▶ _DER TEXT_:
----------------

8C_422/2015: Anrechnung beschlagnahmter Vorsorgeleistungen auf Arbeitslosenentschädigung (amtl. Publ.)

Der Beschw­erde­führer meldete sich zum Leis­tungs­bezug bei der Arbeit­slosen­ver­sicherung an, nach­dem der Bund sein Arbeitsver­hält­nis frist­los aufgelöst hat­te. Das beco Bern­er Wirtschaft, Arbeit­slosenkasse Kan­ton Bern zog von der Arbeit­slose­nentschädi­gung den Alter­skap­i­tal­bezug von der beru­flichen Vor­sorge in der Höhe von CHF 860’017.95 ab (Abzug von monatlich CHF 4’291.50).

Gegen diese Anrech­nung wehrte sich der Beschw­erde­führer, weil der Alter­skap­i­tal­bezug von der Bun­de­san­waltschaft im Rah­men eines Strafver­fahrens gegen ihn wegen des Ver­dachts auf unge­treue Amts­führung und Betrug sichergestellt wor­den war (Urteil 8C_422/2015 vom 18. Dezem­ber 2015).

Das Bun­des­gericht schützte die Anrech­nung und wies die Beschw­erde ab. Es erwog, eine Anrech­nung des Alter­skap­i­tals aus der beru­flichen Vor­sorge nach Art. 18c AVIG sei auch dann zuläs­sig, wenn das Kap­i­tal straf­prozes­su­al beschlagnahmt wurde.

----------------

▶ _DEINE AUFGABE_: Gib aus dem Text zur Anrechnung des Alterskapitals den Abschnitt Wort für Wort wieder, der mit den Worten „Der Beschw­erde­führer meldete“ anfängt und mit „monatlich CHF 4’291.50).“ aufhört.

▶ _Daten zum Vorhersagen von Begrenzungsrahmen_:

----------------

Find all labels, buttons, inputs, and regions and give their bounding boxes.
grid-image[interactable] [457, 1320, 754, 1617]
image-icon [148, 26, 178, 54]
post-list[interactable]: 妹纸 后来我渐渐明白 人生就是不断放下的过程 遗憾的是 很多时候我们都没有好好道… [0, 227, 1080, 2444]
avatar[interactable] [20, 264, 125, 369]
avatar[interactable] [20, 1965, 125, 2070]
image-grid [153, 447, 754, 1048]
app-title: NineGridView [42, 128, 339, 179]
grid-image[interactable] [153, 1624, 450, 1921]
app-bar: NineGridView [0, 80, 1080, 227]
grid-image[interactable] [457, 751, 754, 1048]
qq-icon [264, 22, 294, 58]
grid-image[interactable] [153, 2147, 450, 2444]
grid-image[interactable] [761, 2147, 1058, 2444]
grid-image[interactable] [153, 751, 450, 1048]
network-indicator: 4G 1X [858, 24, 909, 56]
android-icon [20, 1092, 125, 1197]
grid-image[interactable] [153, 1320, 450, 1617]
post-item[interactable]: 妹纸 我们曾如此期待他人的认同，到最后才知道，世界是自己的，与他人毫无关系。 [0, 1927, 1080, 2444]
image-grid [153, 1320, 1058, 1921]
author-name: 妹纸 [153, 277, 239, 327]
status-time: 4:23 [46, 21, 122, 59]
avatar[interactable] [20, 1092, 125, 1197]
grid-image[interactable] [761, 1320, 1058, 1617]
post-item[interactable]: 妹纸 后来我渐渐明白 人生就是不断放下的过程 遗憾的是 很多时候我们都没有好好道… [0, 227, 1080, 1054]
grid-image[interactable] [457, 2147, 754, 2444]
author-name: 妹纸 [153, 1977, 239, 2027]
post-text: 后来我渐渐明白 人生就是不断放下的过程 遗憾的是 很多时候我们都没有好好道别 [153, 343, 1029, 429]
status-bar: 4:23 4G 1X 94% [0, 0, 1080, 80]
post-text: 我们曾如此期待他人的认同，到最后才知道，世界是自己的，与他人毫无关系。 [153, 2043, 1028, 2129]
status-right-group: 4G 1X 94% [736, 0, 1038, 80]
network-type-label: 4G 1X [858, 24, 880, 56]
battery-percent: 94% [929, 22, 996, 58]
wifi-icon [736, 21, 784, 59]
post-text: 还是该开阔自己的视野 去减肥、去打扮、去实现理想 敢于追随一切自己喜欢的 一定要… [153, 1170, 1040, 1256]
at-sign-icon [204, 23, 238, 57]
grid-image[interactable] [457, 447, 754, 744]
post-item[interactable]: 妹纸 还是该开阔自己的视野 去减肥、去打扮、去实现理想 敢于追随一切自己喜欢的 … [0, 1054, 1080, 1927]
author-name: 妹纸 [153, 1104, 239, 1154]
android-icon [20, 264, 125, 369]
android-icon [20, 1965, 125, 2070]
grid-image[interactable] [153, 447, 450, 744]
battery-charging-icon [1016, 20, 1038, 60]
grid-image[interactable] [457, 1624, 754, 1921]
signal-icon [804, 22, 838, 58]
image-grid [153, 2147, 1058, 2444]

----------------

▶ _DEIN ERGEBNIS_:
Der Beschw­erde­führer meldete sich zum Leis­tungs­bezug bei der Arbeit­slosen­ver­sicherung an, nach­dem der Bund sein Arbeitsver­hält­nis frist­los aufgelöst hat­te. Das beco Bern­er Wirtschaft, Arbeit­slosenkasse Kan­ton Bern zog von der Arbeit­slose­nentschädi­gung den Alter­skap­i­tal­bezug von der beru­flichen Vor­sorge in der Höhe von CHF 860’017.95 ab (Abzug von monatlich CHF 4’291.50).